_Stated problem:_ Among the lines below, count those with "Weight". Give the total alone.

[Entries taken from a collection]
◇ ◇ ◇ ◇ ◇ ◇ ◇

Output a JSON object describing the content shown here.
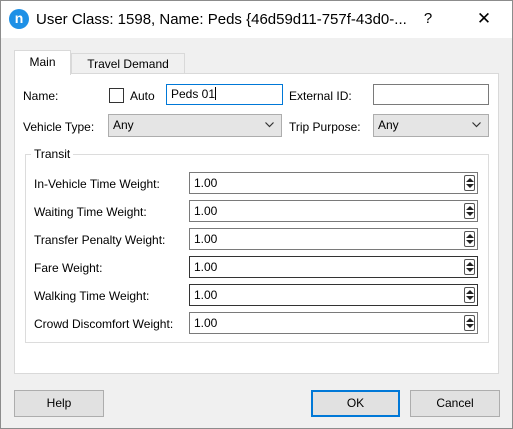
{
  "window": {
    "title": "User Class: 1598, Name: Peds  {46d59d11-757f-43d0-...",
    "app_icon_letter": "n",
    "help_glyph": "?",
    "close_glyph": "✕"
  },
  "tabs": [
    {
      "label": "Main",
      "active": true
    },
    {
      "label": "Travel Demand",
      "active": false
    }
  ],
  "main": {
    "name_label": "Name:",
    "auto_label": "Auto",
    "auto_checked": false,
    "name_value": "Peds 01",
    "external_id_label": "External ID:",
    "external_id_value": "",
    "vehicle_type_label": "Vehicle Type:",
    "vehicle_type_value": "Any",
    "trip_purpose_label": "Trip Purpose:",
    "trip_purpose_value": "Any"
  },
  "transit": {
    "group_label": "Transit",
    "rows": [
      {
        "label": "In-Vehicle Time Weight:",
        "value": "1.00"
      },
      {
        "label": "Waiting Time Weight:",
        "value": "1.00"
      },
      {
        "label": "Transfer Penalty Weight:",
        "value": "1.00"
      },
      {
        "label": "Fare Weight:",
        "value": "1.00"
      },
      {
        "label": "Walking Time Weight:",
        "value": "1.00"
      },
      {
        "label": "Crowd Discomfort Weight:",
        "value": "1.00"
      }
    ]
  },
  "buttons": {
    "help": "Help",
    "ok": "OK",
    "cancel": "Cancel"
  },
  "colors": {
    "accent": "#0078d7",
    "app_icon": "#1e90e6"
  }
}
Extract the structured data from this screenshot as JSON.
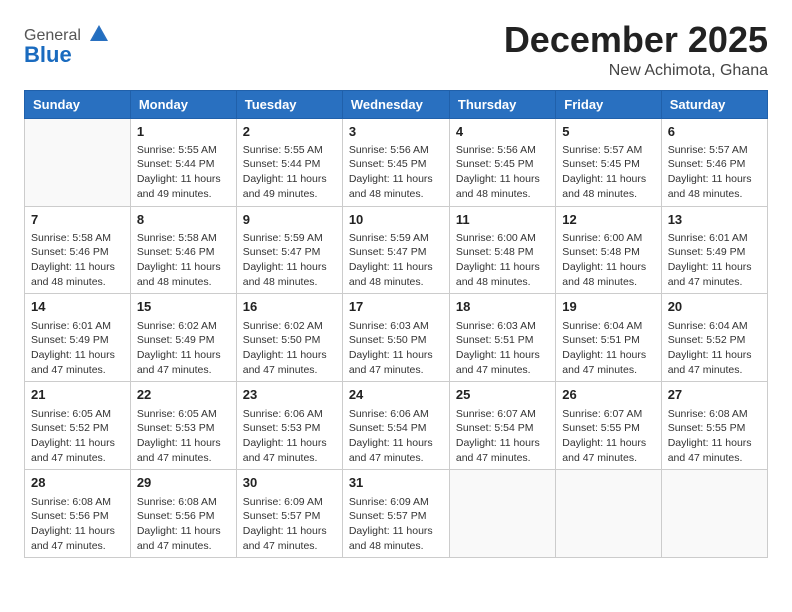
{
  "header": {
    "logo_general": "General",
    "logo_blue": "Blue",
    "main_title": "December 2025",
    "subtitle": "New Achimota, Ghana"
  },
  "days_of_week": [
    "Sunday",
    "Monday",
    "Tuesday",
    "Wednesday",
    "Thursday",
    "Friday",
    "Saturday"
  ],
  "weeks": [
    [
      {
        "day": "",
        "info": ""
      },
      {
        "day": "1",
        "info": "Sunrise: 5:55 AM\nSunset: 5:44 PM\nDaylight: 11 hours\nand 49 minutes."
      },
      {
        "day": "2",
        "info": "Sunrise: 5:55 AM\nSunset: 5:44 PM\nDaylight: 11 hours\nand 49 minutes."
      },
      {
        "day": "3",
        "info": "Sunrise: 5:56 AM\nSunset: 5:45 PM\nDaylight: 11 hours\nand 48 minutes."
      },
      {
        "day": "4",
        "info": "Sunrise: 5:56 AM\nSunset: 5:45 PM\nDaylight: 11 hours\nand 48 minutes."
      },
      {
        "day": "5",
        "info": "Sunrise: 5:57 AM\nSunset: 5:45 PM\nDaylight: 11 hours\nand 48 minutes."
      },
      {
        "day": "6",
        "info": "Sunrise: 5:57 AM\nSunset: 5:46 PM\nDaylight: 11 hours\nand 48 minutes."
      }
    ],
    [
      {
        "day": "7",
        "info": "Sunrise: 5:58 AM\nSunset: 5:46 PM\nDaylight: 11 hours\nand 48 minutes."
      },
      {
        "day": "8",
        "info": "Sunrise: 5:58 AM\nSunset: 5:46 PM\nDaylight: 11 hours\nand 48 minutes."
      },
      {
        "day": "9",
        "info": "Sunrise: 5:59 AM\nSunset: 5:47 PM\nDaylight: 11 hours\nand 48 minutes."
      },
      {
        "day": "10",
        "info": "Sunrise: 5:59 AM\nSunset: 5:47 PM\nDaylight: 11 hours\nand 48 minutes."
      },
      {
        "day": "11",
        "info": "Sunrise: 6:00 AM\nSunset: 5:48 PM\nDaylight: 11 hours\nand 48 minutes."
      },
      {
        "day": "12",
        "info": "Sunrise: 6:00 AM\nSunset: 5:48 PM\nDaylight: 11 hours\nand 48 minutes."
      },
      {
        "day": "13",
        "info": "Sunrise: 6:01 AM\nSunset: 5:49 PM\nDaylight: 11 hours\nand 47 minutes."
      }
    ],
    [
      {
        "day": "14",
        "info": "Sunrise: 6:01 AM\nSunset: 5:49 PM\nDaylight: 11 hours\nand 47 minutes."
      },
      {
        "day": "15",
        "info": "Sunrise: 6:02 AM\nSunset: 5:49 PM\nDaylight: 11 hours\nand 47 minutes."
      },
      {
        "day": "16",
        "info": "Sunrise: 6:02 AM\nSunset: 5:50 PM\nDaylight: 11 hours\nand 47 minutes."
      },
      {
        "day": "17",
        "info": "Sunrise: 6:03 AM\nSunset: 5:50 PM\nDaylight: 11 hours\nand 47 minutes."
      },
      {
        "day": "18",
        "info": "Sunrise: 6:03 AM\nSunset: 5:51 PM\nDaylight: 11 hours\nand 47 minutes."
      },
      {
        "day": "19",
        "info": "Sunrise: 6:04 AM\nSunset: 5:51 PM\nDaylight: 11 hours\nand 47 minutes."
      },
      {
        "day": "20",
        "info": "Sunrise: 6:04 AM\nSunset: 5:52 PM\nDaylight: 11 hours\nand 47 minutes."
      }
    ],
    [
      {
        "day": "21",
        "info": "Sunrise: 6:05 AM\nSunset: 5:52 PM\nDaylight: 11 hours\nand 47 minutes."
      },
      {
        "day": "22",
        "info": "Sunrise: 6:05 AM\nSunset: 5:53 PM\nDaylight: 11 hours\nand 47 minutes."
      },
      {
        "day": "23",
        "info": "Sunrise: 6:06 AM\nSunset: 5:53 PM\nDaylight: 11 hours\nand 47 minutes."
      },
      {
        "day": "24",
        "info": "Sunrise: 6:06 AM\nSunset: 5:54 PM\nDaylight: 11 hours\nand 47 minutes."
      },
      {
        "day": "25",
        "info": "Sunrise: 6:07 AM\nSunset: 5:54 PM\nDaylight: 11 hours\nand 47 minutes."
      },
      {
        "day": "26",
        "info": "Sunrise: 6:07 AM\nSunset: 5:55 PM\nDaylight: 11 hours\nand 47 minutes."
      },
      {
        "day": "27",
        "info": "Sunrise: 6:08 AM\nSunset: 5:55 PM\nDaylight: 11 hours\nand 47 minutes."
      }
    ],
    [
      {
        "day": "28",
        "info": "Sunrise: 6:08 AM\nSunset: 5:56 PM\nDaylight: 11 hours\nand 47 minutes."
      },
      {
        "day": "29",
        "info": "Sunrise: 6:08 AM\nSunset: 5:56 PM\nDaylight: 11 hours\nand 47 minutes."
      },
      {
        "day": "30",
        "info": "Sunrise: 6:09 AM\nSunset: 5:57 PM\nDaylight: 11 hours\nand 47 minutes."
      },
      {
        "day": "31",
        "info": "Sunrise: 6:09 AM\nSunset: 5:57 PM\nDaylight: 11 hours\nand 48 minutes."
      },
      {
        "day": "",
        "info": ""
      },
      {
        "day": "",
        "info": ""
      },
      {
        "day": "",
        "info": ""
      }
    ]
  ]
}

◇ ◇ ◇ ◇ ◇ ◇ ◇

_Expected output:_ 6